**Problem statement**:
The entries below should be transcribed in their entirety, exactly as written.

───── Exercise material ─────

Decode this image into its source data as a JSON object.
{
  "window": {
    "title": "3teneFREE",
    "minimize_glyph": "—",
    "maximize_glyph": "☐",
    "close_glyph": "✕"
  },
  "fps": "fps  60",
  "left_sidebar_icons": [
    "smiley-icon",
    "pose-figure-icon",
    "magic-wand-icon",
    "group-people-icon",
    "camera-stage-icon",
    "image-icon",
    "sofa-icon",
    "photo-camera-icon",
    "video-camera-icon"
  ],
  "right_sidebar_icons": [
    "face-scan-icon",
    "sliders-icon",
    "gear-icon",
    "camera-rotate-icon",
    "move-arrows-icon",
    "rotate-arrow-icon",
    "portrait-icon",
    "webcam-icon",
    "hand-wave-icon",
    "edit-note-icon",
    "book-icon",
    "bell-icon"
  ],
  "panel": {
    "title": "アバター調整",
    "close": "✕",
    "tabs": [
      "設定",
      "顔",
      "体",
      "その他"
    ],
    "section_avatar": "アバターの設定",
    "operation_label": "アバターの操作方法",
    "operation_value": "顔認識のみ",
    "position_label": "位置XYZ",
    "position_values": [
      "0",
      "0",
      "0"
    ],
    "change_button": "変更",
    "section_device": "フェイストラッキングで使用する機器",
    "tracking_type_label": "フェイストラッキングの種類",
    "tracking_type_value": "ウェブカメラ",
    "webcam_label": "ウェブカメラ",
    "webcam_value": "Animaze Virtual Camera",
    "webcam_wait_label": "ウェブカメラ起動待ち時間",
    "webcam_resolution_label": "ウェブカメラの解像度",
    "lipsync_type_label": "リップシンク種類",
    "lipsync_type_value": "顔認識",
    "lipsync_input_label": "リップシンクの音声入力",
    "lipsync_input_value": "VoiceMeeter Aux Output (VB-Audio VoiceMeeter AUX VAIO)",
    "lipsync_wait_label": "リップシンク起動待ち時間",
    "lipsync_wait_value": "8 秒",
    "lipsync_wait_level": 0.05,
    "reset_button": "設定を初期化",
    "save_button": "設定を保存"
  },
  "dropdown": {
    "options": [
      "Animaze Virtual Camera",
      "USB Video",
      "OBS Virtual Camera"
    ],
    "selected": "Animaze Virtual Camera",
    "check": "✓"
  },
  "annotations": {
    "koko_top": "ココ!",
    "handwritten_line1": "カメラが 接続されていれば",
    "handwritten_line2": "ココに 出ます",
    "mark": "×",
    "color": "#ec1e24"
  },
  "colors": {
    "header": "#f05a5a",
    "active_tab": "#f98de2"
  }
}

─────

**Answer for the task**:
Decode this image into its source data as a JSON object.
{
  "window": {
    "title": "3teneFREE",
    "minimize_glyph": "—",
    "maximize_glyph": "☐",
    "close_glyph": "✕"
  },
  "fps": "fps  60",
  "left_sidebar_icons": [
    "smiley-icon",
    "pose-figure-icon",
    "magic-wand-icon",
    "group-people-icon",
    "camera-stage-icon",
    "image-icon",
    "sofa-icon",
    "photo-camera-icon",
    "video-camera-icon"
  ],
  "right_sidebar_icons": [
    "face-scan-icon",
    "sliders-icon",
    "gear-icon",
    "camera-rotate-icon",
    "move-arrows-icon",
    "rotate-arrow-icon",
    "portrait-icon",
    "webcam-icon",
    "hand-wave-icon",
    "edit-note-icon",
    "book-icon",
    "bell-icon"
  ],
  "panel": {
    "title": "アバター調整",
    "close": "✕",
    "tabs": [
      "設定",
      "顔",
      "体",
      "その他"
    ],
    "section_avatar": "アバターの設定",
    "operation_label": "アバターの操作方法",
    "operation_value": "顔認識のみ",
    "position_label": "位置XYZ",
    "position_values": [
      "0",
      "0",
      "0"
    ],
    "change_button": "変更",
    "section_device": "フェイストラッキングで使用する機器",
    "tracking_type_label": "フェイストラッキングの種類",
    "tracking_type_value": "ウェブカメラ",
    "webcam_label": "ウェブカメラ",
    "webcam_value": "Animaze Virtual Camera",
    "webcam_wait_label": "ウェブカメラ起動待ち時間",
    "webcam_resolution_label": "ウェブカメラの解像度",
    "lipsync_type_label": "リップシンク種類",
    "lipsync_type_value": "顔認識",
    "lipsync_input_label": "リップシンクの音声入力",
    "lipsync_input_value": "VoiceMeeter Aux Output (VB-Audio VoiceMeeter AUX VAIO)",
    "lipsync_wait_label": "リップシンク起動待ち時間",
    "lipsync_wait_value": "8 秒",
    "lipsync_wait_level": 0.05,
    "reset_button": "設定を初期化",
    "save_button": "設定を保存"
  },
  "dropdown": {
    "options": [
      "Animaze Virtual Camera",
      "USB Video",
      "OBS Virtual Camera"
    ],
    "selected": "Animaze Virtual Camera",
    "check": "✓"
  },
  "annotations": {
    "koko_top": "ココ!",
    "handwritten_line1": "カメラが 接続されていれば",
    "handwritten_line2": "ココに 出ます",
    "mark": "×",
    "color": "#ec1e24"
  },
  "colors": {
    "header": "#f05a5a",
    "active_tab": "#f98de2"
  }
}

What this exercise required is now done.